- _What to work on_
Extract all lines containing "label".

- _Figure record listings_
┄┄┄┄┄┄

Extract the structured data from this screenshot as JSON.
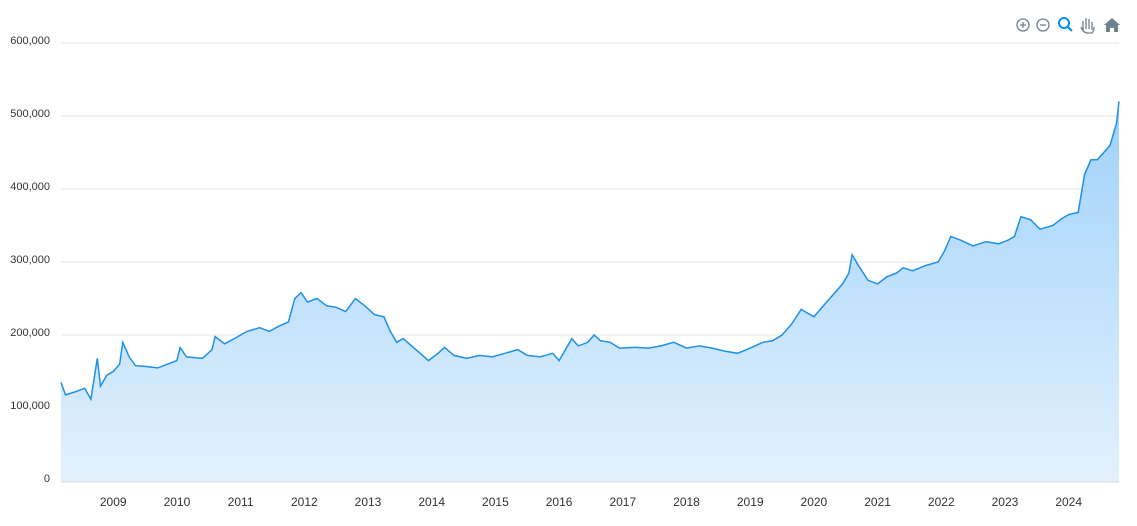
{
  "chart_data": {
    "type": "area",
    "x": [
      2008.18,
      2008.25,
      2008.4,
      2008.55,
      2008.65,
      2008.75,
      2008.8,
      2008.9,
      2009.0,
      2009.1,
      2009.15,
      2009.25,
      2009.35,
      2009.5,
      2009.7,
      2009.85,
      2010.0,
      2010.05,
      2010.15,
      2010.4,
      2010.55,
      2010.6,
      2010.75,
      2010.9,
      2011.1,
      2011.3,
      2011.45,
      2011.6,
      2011.75,
      2011.85,
      2011.95,
      2012.05,
      2012.2,
      2012.35,
      2012.5,
      2012.65,
      2012.8,
      2012.95,
      2013.1,
      2013.25,
      2013.35,
      2013.45,
      2013.55,
      2013.75,
      2013.95,
      2014.1,
      2014.2,
      2014.35,
      2014.55,
      2014.75,
      2014.95,
      2015.15,
      2015.35,
      2015.5,
      2015.7,
      2015.9,
      2016.0,
      2016.1,
      2016.2,
      2016.3,
      2016.45,
      2016.55,
      2016.65,
      2016.8,
      2016.95,
      2017.2,
      2017.4,
      2017.6,
      2017.8,
      2018.0,
      2018.2,
      2018.4,
      2018.6,
      2018.8,
      2019.0,
      2019.2,
      2019.35,
      2019.5,
      2019.65,
      2019.8,
      2020.0,
      2020.15,
      2020.3,
      2020.45,
      2020.55,
      2020.6,
      2020.7,
      2020.85,
      2021.0,
      2021.15,
      2021.3,
      2021.4,
      2021.55,
      2021.75,
      2021.95,
      2022.05,
      2022.15,
      2022.3,
      2022.5,
      2022.7,
      2022.9,
      2023.05,
      2023.15,
      2023.25,
      2023.4,
      2023.55,
      2023.75,
      2023.9,
      2024.0,
      2024.15,
      2024.25,
      2024.35,
      2024.45,
      2024.55,
      2024.65,
      2024.75,
      2024.79
    ],
    "values": [
      135000,
      118000,
      122000,
      127000,
      112000,
      168000,
      130000,
      145000,
      150000,
      160000,
      190000,
      170000,
      158000,
      157000,
      155000,
      160000,
      165000,
      183000,
      170000,
      168000,
      180000,
      198000,
      188000,
      195000,
      205000,
      210000,
      205000,
      212000,
      218000,
      250000,
      258000,
      245000,
      250000,
      240000,
      238000,
      232000,
      250000,
      240000,
      228000,
      225000,
      205000,
      190000,
      195000,
      180000,
      165000,
      175000,
      183000,
      172000,
      168000,
      172000,
      170000,
      175000,
      180000,
      172000,
      170000,
      175000,
      165000,
      180000,
      195000,
      185000,
      190000,
      200000,
      192000,
      190000,
      182000,
      183000,
      182000,
      185000,
      190000,
      182000,
      185000,
      182000,
      178000,
      175000,
      182000,
      190000,
      192000,
      200000,
      215000,
      235000,
      225000,
      240000,
      255000,
      270000,
      285000,
      310000,
      295000,
      275000,
      270000,
      280000,
      285000,
      292000,
      288000,
      295000,
      300000,
      315000,
      335000,
      330000,
      322000,
      328000,
      325000,
      330000,
      335000,
      362000,
      358000,
      345000,
      350000,
      360000,
      365000,
      368000,
      420000,
      440000,
      440000,
      450000,
      460000,
      490000,
      520000
    ],
    "color": "#1e90e8",
    "xlim": [
      2008.18,
      2024.79
    ],
    "xticks": [
      2009,
      2010,
      2011,
      2012,
      2013,
      2014,
      2015,
      2016,
      2017,
      2018,
      2019,
      2020,
      2021,
      2022,
      2023,
      2024
    ],
    "ylim": [
      0,
      600000
    ],
    "yticks": [
      0,
      {
        "value": 100000,
        "label": "100,000"
      },
      {
        "value": 200000,
        "label": "200,000"
      },
      {
        "value": 300000,
        "label": "300,000"
      },
      {
        "value": 400000,
        "label": "400,000"
      },
      {
        "value": 500000,
        "label": "500,000"
      },
      {
        "value": 600000,
        "label": "600,000"
      }
    ],
    "grid": true
  }
}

┄┄┄┄┄┄

- _Output of the exercise_
        "label": "100,000"
        "label": "200,000"
        "label": "300,000"
        "label": "400,000"
        "label": "500,000"
        "label": "600,000"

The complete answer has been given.